GIVEN PASSAGE:
□ □ □ □ □ □ □

Posted Feb 7, 2008 4:55 UTC (Thu) by vmole (subscriber, #111) [Link]

Even neater: Stick the following as GNUMakefile in each of your subdirs:
CURMOD:=$(shell pwd | sed -e 's,.*/src/\(.*\),\1,')
all :
        @cd $${PWD%$(CURMOD)} && $(MAKE) --no-print-directory $(CURMOD)

% :: FORCE
        @cd $${PWD%$(CURMOD)} && $(MAKE) --no-print-directory $(CURMOD)/$@

FORCE:
which automatically transfers any make command up to the top level and re-invokes with the same arguments. (You'll need to tweak the sed command to match your layout.)

automake vs. GNU make

Posted Feb 7, 2008 5:18 UTC (Thu) by stevenj (subscriber, #421) [Link]

That's clear enough. Yes, using foo/main.c and bar/main.c in the Makefile rules will clearly work (unless you have one of the rare compilers that doesn't support -c -o, although you can hack around that with enough effort I suppose).

It seems a bit ugly to me, though, that your subdirectory Makefiles (to be included) must be written differently depending on the name of the directory they are in. The analogous thing in a programming language would be, if you had a subroutine foo(), to require that all local variables be named with a "foo_" prefix.

automake vs. GNU make

Posted Feb 7, 2008 5:54 UTC (Thu) by sward (subscriber, #6416) [Link]

That isn't really necessary for variable names (that you don't need to reference later), only
the source and targets need to be qualified.  A fairly typical example:

# Define sources for this component:
MY_SRC = $(wildcard foo/*.c)
MY_OBJ = $(MY_SRC:.c=.o)
MY_TGT = foo/libfoo.a

# Additional flags and dependencies for building this component:
$(MY_OBJ): CPPFLAGS += -I foo
$(MY_TGT): $(MY_OBJ)

# Add these to the master Makefile's lists:
SOURCE += $(MY_SRC)
TARGET += $(MY_TGT)
CLEAN  += $(MY_OBJ)

The next component can reuse MY_SRC etc.  You wouldn't even need these variables, if you had
no need for target-specific variables or dependencies.  (But of course, you usually do).  If
you wanted to keep a reference to 'foo/libfoo.a', for use in other Makefiles, you might
replace MY_TGT with LIBFOO.

In short, you only need unique names for global variables; local ones can be overwritten.

You do need the component path ('foo' in this example) in a few spots, but it is trivial to
change that if the directory structure changes.

□ □ □ □ □ □ □

STORED DATA:
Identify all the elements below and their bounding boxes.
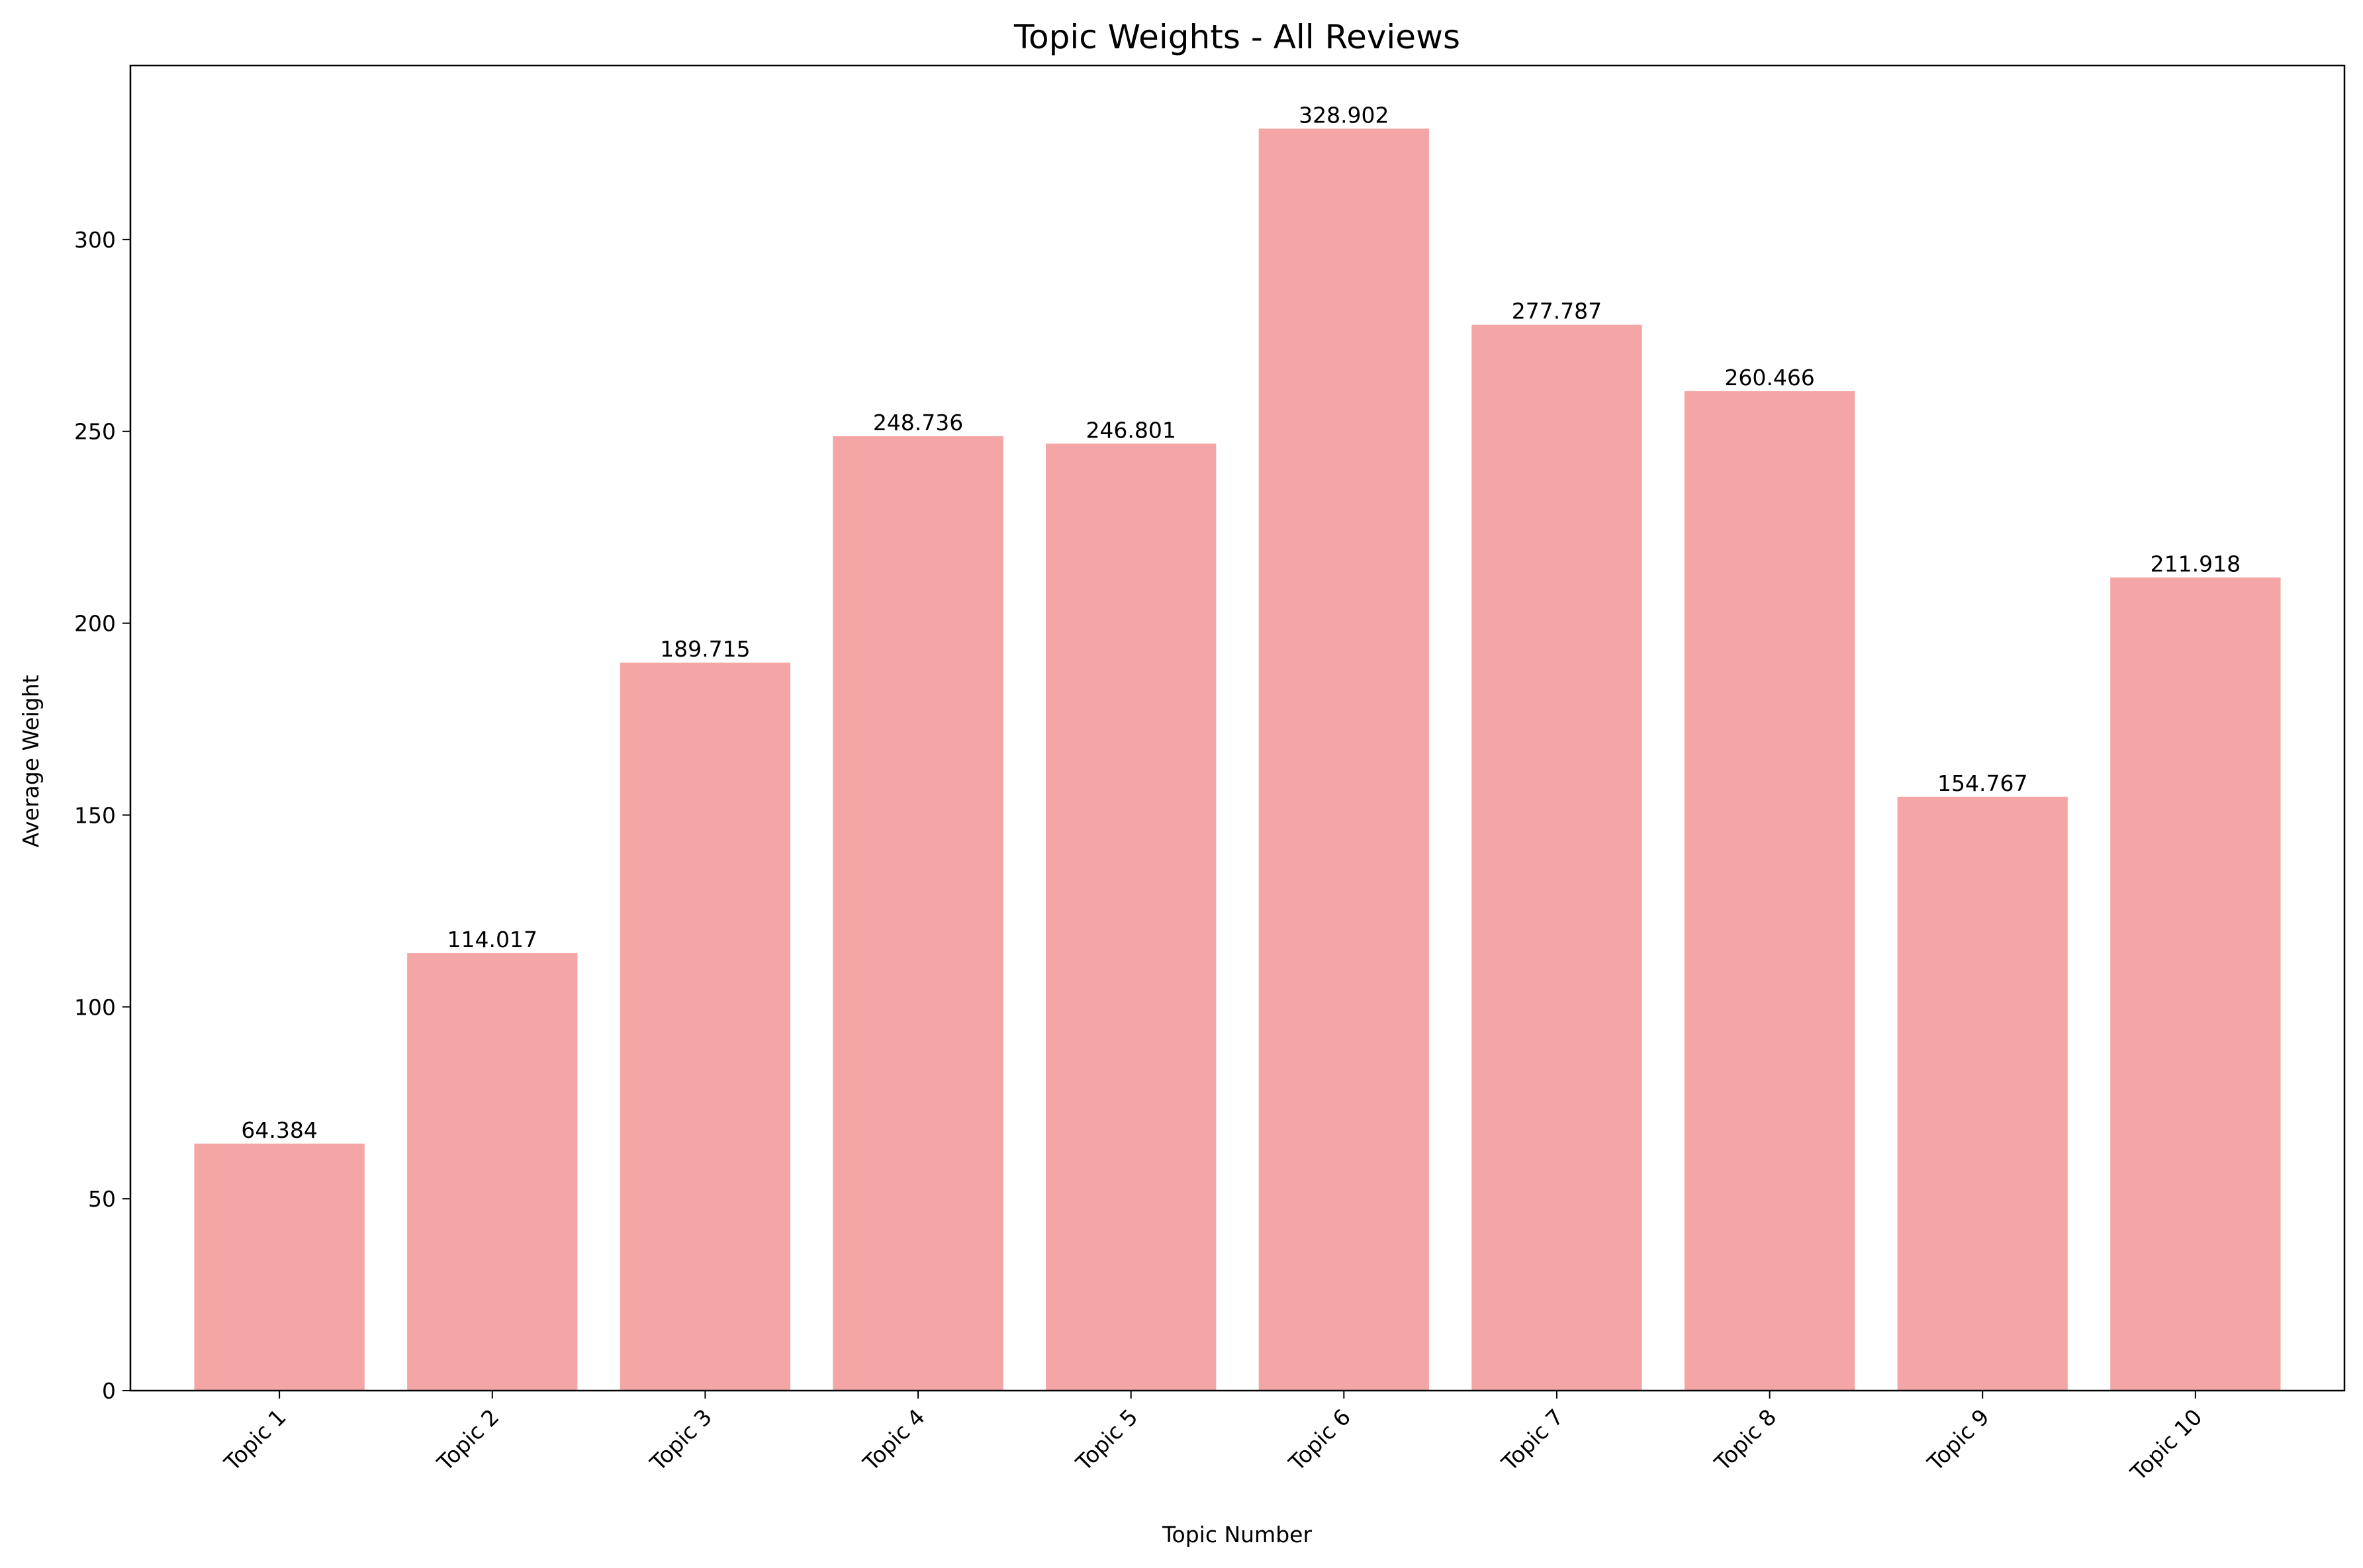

□ □ □ □ □ □ □

TO BE DONE:
1. In the automake vs. GNU make discussion, which variables does sward say need unique names?
2. Return the part of the automake vs. GNU make discussion that opens with the words containing "# Define sources" and closes with "SOURCE += $(MY_SRC)", copied exactly.

TASK-BY-TASK OUTPUTS:
1. Only global variables need unique names, because local ones can be overwritten.

2.
# Define sources for this component:
MY_SRC = $(wildcard foo/*.c)
MY_OBJ = $(MY_SRC:.c=.o)
MY_TGT = foo/libfoo.a

# Additional flags and dependencies for building this component:
$(MY_OBJ): CPPFLAGS += -I foo
$(MY_TGT): $(MY_OBJ)

# Add these to the master Makefile's lists:
SOURCE += $(MY_SRC)